舞台はコロラド州、コロンバイン高校で何気ない日常が始まる。

ジョン、アレックス、エリック、イーライ、ミシェル、ネイサン…多くの若者達の日常がここにはあった。

だが、そんな一日は二人の生徒の銃乱射によって壊れるのだった。

本作は2003年米国で公開されたガス・ヴァン・サント監督によって製作された「コロンバイン高校銃撃乱射事件」を題材にした作品である。

作中の台詞のほとんどがアドリブで、本作には台詞による映画的なストーリ展開は存在しない。

そんな特殊な雰囲気を醸し出す本作は大きく分けて二つの場面で考えられる。なので分けて考え、最後にこの映画の本質的な所について語っていきたい。

 

 

日常の余白を切り取る前半

大きく分けられるといったが、その基準は"被害者"と"加害者"の視点であると言ってもいい。場面で言えば、空を画面いっぱいに映したカットで区切られているのだ。そのカットは映画の冒頭、中盤の暗雲立ち込める空、最後の全てが終わった後に全部で3ヵ所存在する。その中盤の暗雲のシーンで二つに分けることが出来るのだ。

 

前半に描かれているのは高校生たちの日常だ。ガス・ヴァン・サント監督は『マイ・プライベート・アイダホ』や『グッド・ウィル・ハンティング』等でこれまでも若者についての映画を撮ってきているが、しかし、本作の"若者"の捉え方は全く異なるものだった。

 

本作では若者たちの日常を少し変わった風にとらえている。まずはその画面比だ。いわゆるスクエアサイズに近い画面比で全編撮られており、それは登場人物をTPS視点で捉えるシーンが多くある本作にはぴったりであるのだ。

 

ガス・ヴァン・サント監督に多大なる影響を受けているグザヴィエ・ドラン監督が『Mommy』(2014)で同じスクエアサイズを利用していた。その時のインタビューでスクエアサイズは登場人物たちの生への没入を強めるのにぴったりであると言っており、まさにその通りなのだ。

 

 

 

次に若者の日常をどう描いているのか。監督が焦点を当てたのは、彼らの日常の繋ぎ目である。自分的には"余白"という表現がしっくりくる。

数年前の記憶を思い出す時、印象的な場面は思い出せるが、場面と場面の隙間の記憶は思い出せないという経験は誰にもあるもののはずだ。貴方の記憶の隙間を埋めるような物語、日常の中の余白を描いているのだ。
########################################
▸ 記述課題:
本文のうち、「大きく分けられるといったが、」を含む語句から始まり「本作にはぴったりであるのだ。」で終わる部分を、一字一句変えずに書き写してください。 ここに並ぶ行は本文の内容とは無関係です。
########################################
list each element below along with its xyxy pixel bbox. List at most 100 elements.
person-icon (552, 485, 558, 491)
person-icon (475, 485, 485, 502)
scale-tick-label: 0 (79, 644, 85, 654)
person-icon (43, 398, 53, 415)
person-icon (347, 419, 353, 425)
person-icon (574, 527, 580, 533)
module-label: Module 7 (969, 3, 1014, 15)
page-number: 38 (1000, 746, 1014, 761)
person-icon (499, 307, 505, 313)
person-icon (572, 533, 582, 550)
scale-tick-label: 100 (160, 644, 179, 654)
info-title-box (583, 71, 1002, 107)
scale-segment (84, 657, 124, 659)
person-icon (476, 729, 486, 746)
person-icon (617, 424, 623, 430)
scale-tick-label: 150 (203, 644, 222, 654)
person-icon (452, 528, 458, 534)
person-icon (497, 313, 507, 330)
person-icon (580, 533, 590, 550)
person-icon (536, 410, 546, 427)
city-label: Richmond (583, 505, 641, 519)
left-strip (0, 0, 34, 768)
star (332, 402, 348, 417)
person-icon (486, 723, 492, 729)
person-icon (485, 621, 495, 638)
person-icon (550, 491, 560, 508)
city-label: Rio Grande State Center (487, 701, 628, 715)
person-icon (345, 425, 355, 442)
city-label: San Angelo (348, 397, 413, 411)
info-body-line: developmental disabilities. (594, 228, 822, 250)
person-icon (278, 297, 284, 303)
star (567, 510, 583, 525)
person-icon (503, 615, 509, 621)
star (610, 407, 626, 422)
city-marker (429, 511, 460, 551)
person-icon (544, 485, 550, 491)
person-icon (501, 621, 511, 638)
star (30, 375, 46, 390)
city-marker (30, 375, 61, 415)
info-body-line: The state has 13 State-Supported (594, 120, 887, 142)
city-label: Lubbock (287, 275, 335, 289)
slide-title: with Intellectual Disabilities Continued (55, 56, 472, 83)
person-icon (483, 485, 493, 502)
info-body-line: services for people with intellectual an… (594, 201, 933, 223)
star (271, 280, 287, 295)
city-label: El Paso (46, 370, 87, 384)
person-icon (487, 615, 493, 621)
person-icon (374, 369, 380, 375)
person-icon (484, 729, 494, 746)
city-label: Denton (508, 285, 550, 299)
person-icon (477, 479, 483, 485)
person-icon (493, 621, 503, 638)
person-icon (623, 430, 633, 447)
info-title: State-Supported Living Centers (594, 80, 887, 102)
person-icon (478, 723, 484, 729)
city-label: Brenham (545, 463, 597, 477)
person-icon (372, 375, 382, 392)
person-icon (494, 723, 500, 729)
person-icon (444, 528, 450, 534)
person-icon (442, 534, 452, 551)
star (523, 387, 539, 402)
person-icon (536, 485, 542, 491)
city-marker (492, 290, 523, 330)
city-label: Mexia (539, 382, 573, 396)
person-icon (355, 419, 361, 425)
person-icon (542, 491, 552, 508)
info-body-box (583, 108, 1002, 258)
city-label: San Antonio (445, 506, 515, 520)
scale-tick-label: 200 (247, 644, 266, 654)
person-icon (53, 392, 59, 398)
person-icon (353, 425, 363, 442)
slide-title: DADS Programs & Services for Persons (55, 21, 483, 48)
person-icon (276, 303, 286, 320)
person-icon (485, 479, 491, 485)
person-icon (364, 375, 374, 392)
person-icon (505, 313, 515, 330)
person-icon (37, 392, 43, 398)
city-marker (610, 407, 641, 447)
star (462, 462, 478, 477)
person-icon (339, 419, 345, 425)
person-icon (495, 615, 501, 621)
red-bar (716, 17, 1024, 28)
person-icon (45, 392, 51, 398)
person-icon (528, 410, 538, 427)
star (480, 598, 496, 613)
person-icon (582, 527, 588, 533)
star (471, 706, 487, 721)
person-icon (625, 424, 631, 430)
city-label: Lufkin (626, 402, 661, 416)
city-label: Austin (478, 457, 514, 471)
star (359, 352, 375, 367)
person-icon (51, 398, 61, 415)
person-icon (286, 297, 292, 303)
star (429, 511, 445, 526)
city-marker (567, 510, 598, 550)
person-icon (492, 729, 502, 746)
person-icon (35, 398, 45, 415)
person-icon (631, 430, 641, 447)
########################################
▸ 解答:
大きく分けられるといったが、その基準は"被害者"と"加害者"の視点であると言ってもいい。場面で言えば、空を画面いっぱいに映したカットで区切られているのだ。そのカットは映画の冒頭、中盤の暗雲立ち込める空、最後の全てが終わった後に全部で3ヵ所存在する。その中盤の暗雲のシーンで二つに分けることが出来るのだ。

 

前半に描かれているのは高校生たちの日常だ。ガス・ヴァン・サント監督は『マイ・プライベート・アイダホ』や『グッド・ウィル・ハンティング』等でこれまでも若者についての映画を撮ってきているが、しかし、本作の"若者"の捉え方は全く異なるものだった。

 

本作では若者たちの日常を少し変わった風にとらえている。まずはその画面比だ。いわゆるスクエアサイズに近い画面比で全編撮られており、それは登場人物をTPS視点で捉えるシーンが多くある本作にはぴったりであるのだ。